▶ **Written task**:
Gather each line containing the string "this" from these entries.

▶ **Provided data**:

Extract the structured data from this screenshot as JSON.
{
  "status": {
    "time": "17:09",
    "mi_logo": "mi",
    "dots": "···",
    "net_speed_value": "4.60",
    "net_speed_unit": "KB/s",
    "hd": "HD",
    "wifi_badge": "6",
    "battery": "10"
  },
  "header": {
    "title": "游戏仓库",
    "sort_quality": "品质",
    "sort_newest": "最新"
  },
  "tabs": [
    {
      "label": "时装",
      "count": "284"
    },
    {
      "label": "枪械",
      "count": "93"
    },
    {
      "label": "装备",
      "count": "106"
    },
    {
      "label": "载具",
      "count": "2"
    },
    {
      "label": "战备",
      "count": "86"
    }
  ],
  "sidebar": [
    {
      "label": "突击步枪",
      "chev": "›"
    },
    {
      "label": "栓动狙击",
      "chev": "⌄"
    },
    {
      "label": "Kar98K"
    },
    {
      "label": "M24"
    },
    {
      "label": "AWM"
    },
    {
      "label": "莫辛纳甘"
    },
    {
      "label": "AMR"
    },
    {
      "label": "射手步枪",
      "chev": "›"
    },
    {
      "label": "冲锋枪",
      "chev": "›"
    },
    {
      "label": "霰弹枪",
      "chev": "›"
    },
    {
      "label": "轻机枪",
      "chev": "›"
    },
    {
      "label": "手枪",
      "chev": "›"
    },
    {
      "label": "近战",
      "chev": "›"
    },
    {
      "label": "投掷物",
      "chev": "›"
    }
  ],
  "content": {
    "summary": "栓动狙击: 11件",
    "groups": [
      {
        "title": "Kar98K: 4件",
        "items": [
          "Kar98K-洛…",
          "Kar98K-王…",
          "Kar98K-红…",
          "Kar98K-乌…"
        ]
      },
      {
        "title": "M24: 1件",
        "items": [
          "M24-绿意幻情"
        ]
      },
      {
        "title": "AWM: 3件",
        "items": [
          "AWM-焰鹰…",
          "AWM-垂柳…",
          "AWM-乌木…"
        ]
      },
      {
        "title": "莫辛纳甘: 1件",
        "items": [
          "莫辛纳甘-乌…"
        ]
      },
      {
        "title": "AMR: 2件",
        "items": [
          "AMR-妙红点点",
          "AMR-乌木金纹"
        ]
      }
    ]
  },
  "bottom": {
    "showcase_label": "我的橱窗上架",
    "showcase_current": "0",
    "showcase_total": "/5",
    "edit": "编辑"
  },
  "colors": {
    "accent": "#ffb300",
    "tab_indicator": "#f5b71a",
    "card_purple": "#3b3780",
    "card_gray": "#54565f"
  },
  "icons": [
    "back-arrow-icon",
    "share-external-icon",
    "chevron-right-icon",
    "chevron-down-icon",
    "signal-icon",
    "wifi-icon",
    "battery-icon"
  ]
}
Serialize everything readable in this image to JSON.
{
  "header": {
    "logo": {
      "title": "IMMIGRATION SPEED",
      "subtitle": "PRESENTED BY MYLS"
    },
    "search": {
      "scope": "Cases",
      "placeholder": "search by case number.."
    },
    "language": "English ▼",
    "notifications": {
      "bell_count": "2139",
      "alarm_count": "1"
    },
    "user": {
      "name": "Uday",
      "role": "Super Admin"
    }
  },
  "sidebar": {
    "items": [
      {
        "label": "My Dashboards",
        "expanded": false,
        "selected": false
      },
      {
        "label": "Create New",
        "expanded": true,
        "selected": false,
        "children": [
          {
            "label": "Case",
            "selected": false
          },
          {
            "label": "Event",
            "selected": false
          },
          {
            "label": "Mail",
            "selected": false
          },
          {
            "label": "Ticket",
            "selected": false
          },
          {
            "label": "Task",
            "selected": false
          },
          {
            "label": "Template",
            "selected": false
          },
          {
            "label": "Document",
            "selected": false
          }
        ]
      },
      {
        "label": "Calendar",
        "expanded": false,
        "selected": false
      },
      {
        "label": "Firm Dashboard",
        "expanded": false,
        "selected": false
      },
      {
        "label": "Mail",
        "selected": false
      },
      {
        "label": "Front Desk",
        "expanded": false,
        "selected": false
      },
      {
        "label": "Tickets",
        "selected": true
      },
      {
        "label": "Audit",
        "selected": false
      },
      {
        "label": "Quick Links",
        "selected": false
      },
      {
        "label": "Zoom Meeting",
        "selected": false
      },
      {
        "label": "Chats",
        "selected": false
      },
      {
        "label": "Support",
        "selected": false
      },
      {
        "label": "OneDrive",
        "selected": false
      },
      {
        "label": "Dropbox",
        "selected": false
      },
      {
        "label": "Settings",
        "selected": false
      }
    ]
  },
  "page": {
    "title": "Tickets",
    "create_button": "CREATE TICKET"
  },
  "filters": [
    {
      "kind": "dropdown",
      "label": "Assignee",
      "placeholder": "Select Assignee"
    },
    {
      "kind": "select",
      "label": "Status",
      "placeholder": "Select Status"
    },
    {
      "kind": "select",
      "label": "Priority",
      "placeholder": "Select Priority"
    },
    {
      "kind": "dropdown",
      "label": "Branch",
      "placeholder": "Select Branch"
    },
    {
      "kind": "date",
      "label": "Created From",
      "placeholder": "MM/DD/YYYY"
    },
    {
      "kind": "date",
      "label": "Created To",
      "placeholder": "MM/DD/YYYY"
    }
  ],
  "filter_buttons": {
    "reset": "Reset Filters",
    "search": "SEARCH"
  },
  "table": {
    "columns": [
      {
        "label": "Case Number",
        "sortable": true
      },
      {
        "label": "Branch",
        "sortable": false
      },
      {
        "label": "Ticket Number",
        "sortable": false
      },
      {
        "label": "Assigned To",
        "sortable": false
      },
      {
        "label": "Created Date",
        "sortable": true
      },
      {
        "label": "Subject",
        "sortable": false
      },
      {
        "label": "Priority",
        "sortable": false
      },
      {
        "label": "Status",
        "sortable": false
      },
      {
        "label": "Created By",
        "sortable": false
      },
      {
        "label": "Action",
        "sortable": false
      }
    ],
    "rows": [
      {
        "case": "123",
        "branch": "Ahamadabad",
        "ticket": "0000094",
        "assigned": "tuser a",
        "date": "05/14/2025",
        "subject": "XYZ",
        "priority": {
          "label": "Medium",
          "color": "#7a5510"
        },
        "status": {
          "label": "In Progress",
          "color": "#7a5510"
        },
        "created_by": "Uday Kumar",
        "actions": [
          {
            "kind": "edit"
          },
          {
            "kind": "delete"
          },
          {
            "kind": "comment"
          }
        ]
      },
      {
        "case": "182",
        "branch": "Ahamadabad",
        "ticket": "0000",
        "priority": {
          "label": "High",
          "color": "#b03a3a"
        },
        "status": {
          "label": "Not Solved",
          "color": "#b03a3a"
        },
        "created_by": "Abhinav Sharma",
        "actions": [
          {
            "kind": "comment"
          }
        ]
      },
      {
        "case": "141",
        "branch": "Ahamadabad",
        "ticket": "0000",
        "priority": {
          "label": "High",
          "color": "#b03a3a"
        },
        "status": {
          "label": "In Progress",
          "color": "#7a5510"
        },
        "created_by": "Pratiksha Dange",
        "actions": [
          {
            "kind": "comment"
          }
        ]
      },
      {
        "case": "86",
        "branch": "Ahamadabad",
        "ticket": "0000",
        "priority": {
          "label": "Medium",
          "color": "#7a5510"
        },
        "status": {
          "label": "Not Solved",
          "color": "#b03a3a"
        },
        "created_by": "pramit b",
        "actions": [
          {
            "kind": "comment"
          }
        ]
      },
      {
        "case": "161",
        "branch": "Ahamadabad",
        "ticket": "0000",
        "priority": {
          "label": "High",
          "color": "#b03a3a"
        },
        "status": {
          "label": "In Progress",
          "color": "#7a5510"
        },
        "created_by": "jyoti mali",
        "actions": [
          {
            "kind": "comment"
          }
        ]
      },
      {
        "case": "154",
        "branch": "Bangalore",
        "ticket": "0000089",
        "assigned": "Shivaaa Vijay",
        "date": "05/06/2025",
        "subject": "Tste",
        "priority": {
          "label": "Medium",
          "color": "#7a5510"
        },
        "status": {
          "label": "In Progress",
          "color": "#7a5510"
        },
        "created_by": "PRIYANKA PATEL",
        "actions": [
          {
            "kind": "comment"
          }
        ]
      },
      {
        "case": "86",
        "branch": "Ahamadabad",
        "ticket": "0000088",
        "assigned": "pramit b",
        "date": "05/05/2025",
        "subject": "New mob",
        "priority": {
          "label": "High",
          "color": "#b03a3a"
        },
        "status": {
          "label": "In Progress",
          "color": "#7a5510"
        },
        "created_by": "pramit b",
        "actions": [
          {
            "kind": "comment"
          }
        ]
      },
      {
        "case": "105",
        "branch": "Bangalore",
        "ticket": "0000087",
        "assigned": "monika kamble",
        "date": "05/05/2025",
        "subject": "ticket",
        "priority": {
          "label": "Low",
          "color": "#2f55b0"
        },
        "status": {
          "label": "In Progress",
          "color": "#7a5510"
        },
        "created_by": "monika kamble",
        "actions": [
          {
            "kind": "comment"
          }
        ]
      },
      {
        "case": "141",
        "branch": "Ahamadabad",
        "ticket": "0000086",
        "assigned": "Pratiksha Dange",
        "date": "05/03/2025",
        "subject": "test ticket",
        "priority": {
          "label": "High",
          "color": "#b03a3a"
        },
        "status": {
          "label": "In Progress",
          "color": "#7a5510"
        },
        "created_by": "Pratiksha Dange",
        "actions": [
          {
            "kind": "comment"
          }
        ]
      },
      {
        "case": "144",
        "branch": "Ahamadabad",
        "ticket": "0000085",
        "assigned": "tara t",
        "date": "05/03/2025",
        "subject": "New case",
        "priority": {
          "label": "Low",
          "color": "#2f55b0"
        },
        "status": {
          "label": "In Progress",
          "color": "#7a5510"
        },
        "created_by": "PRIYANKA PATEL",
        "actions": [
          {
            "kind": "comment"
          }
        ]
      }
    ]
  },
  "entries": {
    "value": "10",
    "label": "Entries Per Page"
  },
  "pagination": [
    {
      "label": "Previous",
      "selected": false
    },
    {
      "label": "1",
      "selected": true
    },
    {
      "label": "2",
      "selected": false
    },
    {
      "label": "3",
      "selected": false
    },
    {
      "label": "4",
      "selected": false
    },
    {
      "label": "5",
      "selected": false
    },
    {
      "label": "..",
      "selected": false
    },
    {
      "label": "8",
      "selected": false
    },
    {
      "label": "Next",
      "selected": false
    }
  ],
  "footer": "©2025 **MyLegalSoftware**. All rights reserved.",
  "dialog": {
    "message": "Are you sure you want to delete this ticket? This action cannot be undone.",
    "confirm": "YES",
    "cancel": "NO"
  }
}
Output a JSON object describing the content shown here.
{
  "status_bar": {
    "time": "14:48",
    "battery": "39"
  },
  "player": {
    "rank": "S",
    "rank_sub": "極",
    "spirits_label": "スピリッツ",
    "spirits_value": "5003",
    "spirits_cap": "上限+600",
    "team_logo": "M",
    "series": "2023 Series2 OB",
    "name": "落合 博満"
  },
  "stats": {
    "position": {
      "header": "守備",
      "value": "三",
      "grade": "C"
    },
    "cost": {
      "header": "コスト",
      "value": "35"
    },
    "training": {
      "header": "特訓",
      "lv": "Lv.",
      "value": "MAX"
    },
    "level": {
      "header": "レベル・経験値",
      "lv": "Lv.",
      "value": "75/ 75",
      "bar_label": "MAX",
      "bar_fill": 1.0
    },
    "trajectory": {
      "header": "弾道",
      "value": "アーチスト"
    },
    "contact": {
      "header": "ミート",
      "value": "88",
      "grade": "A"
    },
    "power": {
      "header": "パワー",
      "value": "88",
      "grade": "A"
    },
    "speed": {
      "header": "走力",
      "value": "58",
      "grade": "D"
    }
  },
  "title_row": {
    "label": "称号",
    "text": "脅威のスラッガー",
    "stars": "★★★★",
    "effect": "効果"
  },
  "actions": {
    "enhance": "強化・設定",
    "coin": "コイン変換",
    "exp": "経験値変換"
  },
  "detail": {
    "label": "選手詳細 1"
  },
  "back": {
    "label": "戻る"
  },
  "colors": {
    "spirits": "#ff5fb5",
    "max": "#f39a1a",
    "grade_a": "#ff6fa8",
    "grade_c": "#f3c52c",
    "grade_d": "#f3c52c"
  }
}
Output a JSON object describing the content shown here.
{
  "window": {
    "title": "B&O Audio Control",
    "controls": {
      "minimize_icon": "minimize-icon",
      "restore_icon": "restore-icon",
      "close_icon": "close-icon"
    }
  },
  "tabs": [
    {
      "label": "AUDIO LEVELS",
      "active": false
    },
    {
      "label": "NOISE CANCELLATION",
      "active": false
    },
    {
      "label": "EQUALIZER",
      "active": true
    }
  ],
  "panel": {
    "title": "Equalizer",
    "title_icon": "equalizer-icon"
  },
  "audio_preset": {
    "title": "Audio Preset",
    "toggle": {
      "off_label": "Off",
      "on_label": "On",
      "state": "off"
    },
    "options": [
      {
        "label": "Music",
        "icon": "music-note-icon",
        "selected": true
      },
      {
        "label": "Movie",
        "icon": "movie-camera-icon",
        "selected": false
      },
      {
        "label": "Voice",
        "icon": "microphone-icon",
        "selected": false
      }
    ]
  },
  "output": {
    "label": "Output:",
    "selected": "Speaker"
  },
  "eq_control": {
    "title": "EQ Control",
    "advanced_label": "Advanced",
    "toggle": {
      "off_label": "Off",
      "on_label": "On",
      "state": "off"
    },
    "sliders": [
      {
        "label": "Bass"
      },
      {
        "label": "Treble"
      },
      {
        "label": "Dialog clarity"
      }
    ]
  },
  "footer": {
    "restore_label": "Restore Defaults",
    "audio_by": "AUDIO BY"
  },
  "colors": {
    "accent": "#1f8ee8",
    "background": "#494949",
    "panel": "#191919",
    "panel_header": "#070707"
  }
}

▶ **Result**:
Extract the structured data from this screenshot as JSON.
Serialize everything readable in this image to JSON.
    "message": "Are you sure you want to delete this ticket? This action cannot be undone.",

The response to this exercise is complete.